### Aim:
Send back the entries below exactly as they appear.

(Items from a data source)
"""

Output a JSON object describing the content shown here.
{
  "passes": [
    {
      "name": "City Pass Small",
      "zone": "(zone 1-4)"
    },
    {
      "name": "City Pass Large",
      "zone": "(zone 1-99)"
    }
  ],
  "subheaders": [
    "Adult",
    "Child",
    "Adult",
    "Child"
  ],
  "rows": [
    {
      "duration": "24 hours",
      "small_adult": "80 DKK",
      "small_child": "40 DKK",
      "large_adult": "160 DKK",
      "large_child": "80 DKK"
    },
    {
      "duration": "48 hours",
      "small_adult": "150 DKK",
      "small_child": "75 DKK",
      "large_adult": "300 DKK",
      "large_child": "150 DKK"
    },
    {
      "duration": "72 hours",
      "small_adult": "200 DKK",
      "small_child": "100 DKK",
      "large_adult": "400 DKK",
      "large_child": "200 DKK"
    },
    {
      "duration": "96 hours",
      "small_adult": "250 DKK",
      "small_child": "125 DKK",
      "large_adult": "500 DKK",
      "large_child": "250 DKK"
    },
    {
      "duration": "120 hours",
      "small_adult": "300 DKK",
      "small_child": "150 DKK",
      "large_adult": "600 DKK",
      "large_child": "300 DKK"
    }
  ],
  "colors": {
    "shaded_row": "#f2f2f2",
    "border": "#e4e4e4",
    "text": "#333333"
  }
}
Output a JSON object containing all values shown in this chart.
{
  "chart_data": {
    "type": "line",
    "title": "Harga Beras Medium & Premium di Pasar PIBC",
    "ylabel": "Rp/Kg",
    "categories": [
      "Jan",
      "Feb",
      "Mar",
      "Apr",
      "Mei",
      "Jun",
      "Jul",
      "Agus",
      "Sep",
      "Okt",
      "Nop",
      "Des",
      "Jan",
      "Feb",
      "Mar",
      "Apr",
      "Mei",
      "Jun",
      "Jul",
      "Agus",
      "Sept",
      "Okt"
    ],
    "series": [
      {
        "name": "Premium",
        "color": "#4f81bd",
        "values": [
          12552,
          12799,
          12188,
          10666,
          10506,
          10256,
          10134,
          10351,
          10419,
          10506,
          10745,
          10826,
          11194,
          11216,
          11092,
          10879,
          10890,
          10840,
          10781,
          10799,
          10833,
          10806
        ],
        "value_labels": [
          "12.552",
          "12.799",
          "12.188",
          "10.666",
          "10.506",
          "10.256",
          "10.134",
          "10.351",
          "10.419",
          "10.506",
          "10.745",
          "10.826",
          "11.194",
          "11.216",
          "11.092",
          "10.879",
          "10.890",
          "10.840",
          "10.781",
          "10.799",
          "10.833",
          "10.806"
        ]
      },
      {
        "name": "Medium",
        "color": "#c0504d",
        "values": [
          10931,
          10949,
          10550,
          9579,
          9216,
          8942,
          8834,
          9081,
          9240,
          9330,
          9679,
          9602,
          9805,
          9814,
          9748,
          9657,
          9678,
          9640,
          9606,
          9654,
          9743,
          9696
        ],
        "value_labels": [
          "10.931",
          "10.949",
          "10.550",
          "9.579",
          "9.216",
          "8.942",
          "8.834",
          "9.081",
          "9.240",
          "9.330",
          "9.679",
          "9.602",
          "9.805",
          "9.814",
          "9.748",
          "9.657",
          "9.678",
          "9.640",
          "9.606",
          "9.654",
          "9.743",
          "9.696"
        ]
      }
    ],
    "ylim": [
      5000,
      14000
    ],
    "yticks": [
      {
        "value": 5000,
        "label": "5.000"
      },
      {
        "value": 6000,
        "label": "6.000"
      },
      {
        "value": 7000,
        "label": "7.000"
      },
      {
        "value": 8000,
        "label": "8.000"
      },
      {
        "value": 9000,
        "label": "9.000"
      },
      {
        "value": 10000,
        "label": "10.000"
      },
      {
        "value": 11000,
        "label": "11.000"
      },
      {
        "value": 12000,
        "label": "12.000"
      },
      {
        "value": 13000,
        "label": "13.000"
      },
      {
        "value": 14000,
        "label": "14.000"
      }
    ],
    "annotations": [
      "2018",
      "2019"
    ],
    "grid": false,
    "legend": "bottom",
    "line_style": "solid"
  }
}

"""

### Exercise output:
Output a JSON object describing the content shown here.
{
  "passes": [
    {
      "name": "City Pass Small",
      "zone": "(zone 1-4)"
    },
    {
      "name": "City Pass Large",
      "zone": "(zone 1-99)"
    }
  ],
  "subheaders": [
    "Adult",
    "Child",
    "Adult",
    "Child"
  ],
  "rows": [
    {
      "duration": "24 hours",
      "small_adult": "80 DKK",
      "small_child": "40 DKK",
      "large_adult": "160 DKK",
      "large_child": "80 DKK"
    },
    {
      "duration": "48 hours",
      "small_adult": "150 DKK",
      "small_child": "75 DKK",
      "large_adult": "300 DKK",
      "large_child": "150 DKK"
    },
    {
      "duration": "72 hours",
      "small_adult": "200 DKK",
      "small_child": "100 DKK",
      "large_adult": "400 DKK",
      "large_child": "200 DKK"
    },
    {
      "duration": "96 hours",
      "small_adult": "250 DKK",
      "small_child": "125 DKK",
      "large_adult": "500 DKK",
      "large_child": "250 DKK"
    },
    {
      "duration": "120 hours",
      "small_adult": "300 DKK",
      "small_child": "150 DKK",
      "large_adult": "600 DKK",
      "large_child": "300 DKK"
    }
  ],
  "colors": {
    "shaded_row": "#f2f2f2",
    "border": "#e4e4e4",
    "text": "#333333"
  }
}
Output a JSON object containing all values shown in this chart.
{
  "chart_data": {
    "type": "line",
    "title": "Harga Beras Medium & Premium di Pasar PIBC",
    "ylabel": "Rp/Kg",
    "categories": [
      "Jan",
      "Feb",
      "Mar",
      "Apr",
      "Mei",
      "Jun",
      "Jul",
      "Agus",
      "Sep",
      "Okt",
      "Nop",
      "Des",
      "Jan",
      "Feb",
      "Mar",
      "Apr",
      "Mei",
      "Jun",
      "Jul",
      "Agus",
      "Sept",
      "Okt"
    ],
    "series": [
      {
        "name": "Premium",
        "color": "#4f81bd",
        "values": [
          12552,
          12799,
          12188,
          10666,
          10506,
          10256,
          10134,
          10351,
          10419,
          10506,
          10745,
          10826,
          11194,
          11216,
          11092,
          10879,
          10890,
          10840,
          10781,
          10799,
          10833,
          10806
        ],
        "value_labels": [
          "12.552",
          "12.799",
          "12.188",
          "10.666",
          "10.506",
          "10.256",
          "10.134",
          "10.351",
          "10.419",
          "10.506",
          "10.745",
          "10.826",
          "11.194",
          "11.216",
          "11.092",
          "10.879",
          "10.890",
          "10.840",
          "10.781",
          "10.799",
          "10.833",
          "10.806"
        ]
      },
      {
        "name": "Medium",
        "color": "#c0504d",
        "values": [
          10931,
          10949,
          10550,
          9579,
          9216,
          8942,
          8834,
          9081,
          9240,
          9330,
          9679,
          9602,
          9805,
          9814,
          9748,
          9657,
          9678,
          9640,
          9606,
          9654,
          9743,
          9696
        ],
        "value_labels": [
          "10.931",
          "10.949",
          "10.550",
          "9.579",
          "9.216",
          "8.942",
          "8.834",
          "9.081",
          "9.240",
          "9.330",
          "9.679",
          "9.602",
          "9.805",
          "9.814",
          "9.748",
          "9.657",
          "9.678",
          "9.640",
          "9.606",
          "9.654",
          "9.743",
          "9.696"
        ]
      }
    ],
    "ylim": [
      5000,
      14000
    ],
    "yticks": [
      {
        "value": 5000,
        "label": "5.000"
      },
      {
        "value": 6000,
        "label": "6.000"
      },
      {
        "value": 7000,
        "label": "7.000"
      },
      {
        "value": 8000,
        "label": "8.000"
      },
      {
        "value": 9000,
        "label": "9.000"
      },
      {
        "value": 10000,
        "label": "10.000"
      },
      {
        "value": 11000,
        "label": "11.000"
      },
      {
        "value": 12000,
        "label": "12.000"
      },
      {
        "value": 13000,
        "label": "13.000"
      },
      {
        "value": 14000,
        "label": "14.000"
      }
    ],
    "annotations": [
      "2018",
      "2019"
    ],
    "grid": false,
    "legend": "bottom",
    "line_style": "solid"
  }
}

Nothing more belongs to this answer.